Exercise details: Determine which lines contain the word "考核目的", then copy those lines.

Extracted material:
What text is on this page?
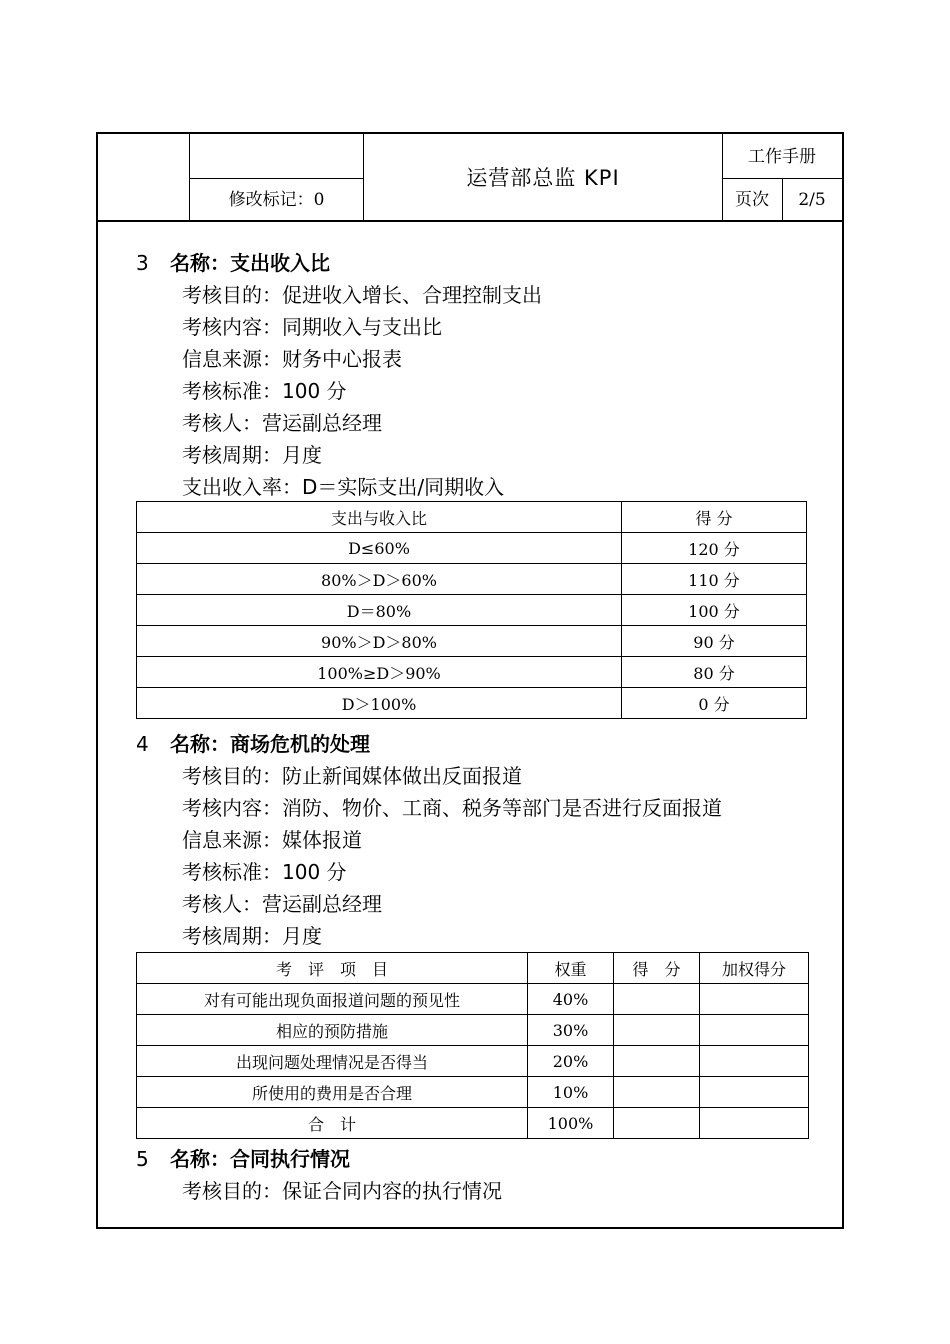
运营部总监 KPI
工作手册
修改标记：0	页次	2/5
3 名称：支出收入比
考核目的：促进收入增长、合理控制支出
考核内容：同期收入与支出比
信息来源：财务中心报表
考核标准：100 分
考核人：营运副总经理
考核周期：月度
支出收入率：D＝实际支出/同期收入
支出与收入比	得 分
D≤60%	120 分
80%＞D＞60%	110 分
D＝80%	100 分
90%＞D＞80%	90 分
100%≥D＞90%	80 分
D＞100%	0 分
4 名称：商场危机的处理
考核目的：防止新闻媒体做出反面报道
考核内容：消防、物价、工商、税务等部门是否进行反面报道
信息来源：媒体报道
考核标准：100 分
考核人：营运副总经理
考核周期：月度
考　评　项　目	权重	得　分	加权得分
对有可能出现负面报道问题的预见性	40%		
相应的预防措施	30%		
出现问题处理情况是否得当	20%		
所使用的费用是否合理	10%		
合　计	100%		
5 名称：合同执行情况
考核目的：保证合同内容的执行情况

Task solution:
考核目的：促进收入增长、合理控制支出
考核目的：防止新闻媒体做出反面报道
考核目的：保证合同内容的执行情况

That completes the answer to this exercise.